- What you will do
Report, word for word, every line of the material that contains "created".

- Dataset items
==*==
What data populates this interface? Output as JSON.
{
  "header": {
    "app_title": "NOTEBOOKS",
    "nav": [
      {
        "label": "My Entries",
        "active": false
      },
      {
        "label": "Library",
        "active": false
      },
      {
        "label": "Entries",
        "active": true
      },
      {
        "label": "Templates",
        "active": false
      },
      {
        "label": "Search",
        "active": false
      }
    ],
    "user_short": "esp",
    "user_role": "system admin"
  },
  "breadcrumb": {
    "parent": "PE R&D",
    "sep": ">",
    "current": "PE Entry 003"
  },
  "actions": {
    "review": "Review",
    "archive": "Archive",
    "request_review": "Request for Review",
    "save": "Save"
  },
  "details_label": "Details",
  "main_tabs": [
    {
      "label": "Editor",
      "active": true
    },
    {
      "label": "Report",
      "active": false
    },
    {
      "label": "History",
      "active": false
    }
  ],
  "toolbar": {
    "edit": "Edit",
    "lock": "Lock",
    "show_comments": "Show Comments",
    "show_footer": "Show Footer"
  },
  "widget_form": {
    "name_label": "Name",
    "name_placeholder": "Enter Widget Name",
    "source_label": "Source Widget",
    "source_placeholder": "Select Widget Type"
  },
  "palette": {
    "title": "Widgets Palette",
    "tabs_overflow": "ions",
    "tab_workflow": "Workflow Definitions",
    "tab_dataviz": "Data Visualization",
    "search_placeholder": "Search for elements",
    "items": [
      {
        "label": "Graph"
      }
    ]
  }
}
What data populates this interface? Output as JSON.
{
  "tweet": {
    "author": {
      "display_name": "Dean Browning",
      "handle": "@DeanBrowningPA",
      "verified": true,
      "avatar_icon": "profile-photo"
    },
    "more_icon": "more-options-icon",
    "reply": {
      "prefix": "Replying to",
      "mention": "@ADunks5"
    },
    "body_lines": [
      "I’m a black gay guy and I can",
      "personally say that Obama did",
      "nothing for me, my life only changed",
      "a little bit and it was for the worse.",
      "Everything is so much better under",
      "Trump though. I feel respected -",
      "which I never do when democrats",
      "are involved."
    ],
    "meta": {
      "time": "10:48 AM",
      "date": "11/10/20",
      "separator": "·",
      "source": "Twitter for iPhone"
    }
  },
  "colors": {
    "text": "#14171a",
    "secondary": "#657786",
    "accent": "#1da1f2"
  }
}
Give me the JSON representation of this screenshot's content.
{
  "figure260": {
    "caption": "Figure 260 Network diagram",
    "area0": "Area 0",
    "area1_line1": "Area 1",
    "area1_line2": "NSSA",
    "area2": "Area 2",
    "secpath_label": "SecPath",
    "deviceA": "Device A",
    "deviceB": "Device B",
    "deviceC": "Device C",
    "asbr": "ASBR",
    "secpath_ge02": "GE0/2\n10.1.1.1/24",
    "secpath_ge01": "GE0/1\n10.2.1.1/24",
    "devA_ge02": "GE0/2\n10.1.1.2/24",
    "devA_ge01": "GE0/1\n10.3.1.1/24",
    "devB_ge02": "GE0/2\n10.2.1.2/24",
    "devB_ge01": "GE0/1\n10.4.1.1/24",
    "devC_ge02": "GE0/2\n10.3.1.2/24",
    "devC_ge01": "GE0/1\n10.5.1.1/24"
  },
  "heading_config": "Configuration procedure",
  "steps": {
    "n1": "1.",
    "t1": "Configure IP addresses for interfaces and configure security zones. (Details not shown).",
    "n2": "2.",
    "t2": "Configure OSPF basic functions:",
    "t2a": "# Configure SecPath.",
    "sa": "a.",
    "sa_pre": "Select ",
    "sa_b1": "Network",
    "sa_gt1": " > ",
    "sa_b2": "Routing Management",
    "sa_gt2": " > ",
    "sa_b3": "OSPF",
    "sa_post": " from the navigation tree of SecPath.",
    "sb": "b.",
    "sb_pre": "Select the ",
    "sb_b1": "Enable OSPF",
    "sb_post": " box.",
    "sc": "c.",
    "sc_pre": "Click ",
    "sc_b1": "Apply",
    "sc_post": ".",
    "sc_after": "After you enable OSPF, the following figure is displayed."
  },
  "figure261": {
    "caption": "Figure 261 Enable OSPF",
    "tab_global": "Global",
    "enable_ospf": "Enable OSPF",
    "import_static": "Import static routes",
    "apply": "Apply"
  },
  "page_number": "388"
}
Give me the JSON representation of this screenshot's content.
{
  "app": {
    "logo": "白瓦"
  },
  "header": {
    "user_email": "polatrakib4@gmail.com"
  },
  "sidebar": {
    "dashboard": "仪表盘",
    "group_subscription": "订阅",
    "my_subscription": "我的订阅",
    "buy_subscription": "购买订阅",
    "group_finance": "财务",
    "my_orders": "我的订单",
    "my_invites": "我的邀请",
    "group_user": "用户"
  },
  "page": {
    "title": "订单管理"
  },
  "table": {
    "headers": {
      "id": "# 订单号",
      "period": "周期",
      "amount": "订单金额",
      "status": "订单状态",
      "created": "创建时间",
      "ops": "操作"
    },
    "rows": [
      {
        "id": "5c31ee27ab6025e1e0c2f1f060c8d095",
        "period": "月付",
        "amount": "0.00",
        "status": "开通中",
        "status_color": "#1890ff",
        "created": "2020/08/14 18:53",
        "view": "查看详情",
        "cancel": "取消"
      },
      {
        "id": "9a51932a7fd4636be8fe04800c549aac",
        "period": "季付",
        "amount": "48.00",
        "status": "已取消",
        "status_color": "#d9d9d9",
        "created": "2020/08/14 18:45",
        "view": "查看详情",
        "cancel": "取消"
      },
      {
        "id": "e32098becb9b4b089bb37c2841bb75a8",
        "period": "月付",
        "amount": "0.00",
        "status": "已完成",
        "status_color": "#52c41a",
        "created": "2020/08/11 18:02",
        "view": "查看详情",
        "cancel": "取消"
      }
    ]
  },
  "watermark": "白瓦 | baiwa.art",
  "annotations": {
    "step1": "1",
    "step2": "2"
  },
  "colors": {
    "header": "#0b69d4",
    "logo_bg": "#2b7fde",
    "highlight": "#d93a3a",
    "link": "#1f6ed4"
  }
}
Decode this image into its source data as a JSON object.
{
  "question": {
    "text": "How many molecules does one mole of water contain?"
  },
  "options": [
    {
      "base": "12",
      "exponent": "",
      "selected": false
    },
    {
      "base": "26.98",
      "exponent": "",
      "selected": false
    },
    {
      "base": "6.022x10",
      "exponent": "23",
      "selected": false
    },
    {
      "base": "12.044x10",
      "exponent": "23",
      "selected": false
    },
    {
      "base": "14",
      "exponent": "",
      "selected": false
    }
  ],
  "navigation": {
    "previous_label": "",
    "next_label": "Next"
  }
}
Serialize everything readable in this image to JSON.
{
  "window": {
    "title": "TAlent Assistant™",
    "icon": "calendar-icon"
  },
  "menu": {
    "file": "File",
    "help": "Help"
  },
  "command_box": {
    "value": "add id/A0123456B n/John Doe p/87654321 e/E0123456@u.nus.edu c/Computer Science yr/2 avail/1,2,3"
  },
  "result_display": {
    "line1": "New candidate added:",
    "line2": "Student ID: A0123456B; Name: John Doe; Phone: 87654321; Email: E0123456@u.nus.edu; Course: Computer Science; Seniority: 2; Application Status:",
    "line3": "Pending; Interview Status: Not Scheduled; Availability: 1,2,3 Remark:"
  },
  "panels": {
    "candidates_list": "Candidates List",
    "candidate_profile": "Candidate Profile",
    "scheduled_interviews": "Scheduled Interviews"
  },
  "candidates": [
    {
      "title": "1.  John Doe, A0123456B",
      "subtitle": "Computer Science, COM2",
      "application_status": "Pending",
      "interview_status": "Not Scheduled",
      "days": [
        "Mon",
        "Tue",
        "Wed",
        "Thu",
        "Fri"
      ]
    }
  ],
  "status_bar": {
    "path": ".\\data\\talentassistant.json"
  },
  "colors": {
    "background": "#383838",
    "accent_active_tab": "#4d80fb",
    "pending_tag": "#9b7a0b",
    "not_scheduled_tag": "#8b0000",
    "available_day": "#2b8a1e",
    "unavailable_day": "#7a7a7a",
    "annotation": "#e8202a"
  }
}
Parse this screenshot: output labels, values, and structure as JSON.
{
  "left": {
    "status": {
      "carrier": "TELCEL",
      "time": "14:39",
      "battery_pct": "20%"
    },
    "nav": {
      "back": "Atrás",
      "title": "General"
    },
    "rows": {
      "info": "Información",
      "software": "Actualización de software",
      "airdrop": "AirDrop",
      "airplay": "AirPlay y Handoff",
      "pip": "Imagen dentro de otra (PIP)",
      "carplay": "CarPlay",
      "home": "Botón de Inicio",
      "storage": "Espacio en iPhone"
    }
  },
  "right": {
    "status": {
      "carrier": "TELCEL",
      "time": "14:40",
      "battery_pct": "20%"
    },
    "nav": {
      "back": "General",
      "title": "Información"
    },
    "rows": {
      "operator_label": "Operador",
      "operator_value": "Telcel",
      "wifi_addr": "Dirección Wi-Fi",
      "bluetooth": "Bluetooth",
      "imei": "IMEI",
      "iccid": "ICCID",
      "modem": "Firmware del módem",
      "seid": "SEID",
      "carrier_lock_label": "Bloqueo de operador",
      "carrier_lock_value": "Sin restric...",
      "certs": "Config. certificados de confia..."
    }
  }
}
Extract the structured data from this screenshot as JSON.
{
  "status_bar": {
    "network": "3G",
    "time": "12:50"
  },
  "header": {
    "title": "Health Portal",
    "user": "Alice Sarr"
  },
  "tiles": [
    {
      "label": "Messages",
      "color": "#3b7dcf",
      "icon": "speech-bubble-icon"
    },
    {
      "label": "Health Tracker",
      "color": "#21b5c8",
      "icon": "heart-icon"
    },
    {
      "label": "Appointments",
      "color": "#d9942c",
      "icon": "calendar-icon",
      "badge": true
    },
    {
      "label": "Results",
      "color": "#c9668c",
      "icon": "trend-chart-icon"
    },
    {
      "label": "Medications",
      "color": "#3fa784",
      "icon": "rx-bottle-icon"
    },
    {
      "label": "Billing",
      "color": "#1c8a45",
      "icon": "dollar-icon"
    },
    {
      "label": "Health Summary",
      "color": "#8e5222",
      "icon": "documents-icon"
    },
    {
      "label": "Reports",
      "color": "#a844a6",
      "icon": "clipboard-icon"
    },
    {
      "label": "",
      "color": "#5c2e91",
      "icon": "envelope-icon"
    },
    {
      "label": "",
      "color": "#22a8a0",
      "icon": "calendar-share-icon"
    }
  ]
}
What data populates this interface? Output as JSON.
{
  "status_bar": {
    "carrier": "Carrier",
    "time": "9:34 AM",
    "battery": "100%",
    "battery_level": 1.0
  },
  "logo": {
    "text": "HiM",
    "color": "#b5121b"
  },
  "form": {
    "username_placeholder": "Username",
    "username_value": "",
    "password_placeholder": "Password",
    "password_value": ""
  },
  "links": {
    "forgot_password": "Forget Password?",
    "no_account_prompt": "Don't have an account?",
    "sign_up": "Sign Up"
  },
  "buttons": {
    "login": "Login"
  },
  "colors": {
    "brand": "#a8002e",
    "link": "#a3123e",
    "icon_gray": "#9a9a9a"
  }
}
==*==
- Exercise response
      "created": "创建时间",
        "created": "2020/08/14 18:53",
        "created": "2020/08/14 18:45",
        "created": "2020/08/11 18:02",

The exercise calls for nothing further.